● WHAT TO DO
Output the lines below as a JSON list of strings, one string per line with blank lines skipped, beginning at the first line and stopping after the line that contains "The fourth main trunk 244B is at (347, 743).".

● THE RECORDS
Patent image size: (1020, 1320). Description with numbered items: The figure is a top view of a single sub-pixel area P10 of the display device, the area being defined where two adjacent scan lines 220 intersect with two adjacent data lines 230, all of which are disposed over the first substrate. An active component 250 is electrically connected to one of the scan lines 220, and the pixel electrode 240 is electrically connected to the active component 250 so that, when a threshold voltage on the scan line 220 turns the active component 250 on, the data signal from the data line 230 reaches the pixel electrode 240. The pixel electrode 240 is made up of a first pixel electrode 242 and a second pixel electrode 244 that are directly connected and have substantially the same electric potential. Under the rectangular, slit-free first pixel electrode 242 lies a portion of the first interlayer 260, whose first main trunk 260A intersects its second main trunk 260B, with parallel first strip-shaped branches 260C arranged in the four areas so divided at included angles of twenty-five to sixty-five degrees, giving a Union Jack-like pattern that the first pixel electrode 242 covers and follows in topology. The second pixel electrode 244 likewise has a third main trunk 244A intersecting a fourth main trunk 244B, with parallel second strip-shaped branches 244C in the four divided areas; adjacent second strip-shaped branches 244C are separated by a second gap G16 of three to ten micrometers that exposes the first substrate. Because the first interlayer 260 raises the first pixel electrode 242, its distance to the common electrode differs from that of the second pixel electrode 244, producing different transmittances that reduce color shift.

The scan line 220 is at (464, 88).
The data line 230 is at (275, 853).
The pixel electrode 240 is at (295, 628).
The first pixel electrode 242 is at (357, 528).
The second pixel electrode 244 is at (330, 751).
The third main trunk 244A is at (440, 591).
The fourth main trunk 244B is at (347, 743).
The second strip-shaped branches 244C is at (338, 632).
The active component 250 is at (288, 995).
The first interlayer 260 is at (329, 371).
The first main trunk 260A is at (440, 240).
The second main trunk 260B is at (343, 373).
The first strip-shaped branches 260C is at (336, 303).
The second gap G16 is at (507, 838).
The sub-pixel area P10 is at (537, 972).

● TASK SOLUTION
[
  "Patent image size: (1020, 1320). Description with numbered items: The figure is a top view of a single sub-pixel area P10 of the display device, the area being defined where two adjacent scan lines 220 intersect with two adjacent data lines 230, all of which are disposed over the first substrate. An active component 250 is electrically connected to one of the scan lines 220, and the pixel electrode 240 is electrically connected to the active component 250 so that, when a threshold voltage on the scan line 220 turns the active component 250 on, the data signal from the data line 230 reaches the pixel electrode 240. The pixel electrode 240 is made up of a first pixel electrode 242 and a second pixel electrode 244 that are directly connected and have substantially the same electric potential. Under the rectangular, slit-free first pixel electrode 242 lies a portion of the first interlayer 260, whose first main trunk 260A intersects its second main trunk 260B, with parallel first strip-shaped branches 260C arranged in the four areas so divided at included angles of twenty-five to sixty-five degrees, giving a Union Jack-like pattern that the first pixel electrode 242 covers and follows in topology. The second pixel electrode 244 likewise has a third main trunk 244A intersecting a fourth main trunk 244B, with parallel second strip-shaped branches 244C in the four divided areas; adjacent second strip-shaped branches 244C are separated by a second gap G16 of three to ten micrometers that exposes the first substrate. Because the first interlayer 260 raises the first pixel electrode 242, its distance to the common electrode differs from that of the second pixel electrode 244, producing different transmittances that reduce color shift.",
  "The scan line 220 is at (464, 88).",
  "The data line 230 is at (275, 853).",
  "The pixel electrode 240 is at (295, 628).",
  "The first pixel electrode 242 is at (357, 528).",
  "The second pixel electrode 244 is at (330, 751).",
  "The third main trunk 244A is at (440, 591).",
  "The fourth main trunk 244B is at (347, 743)."
]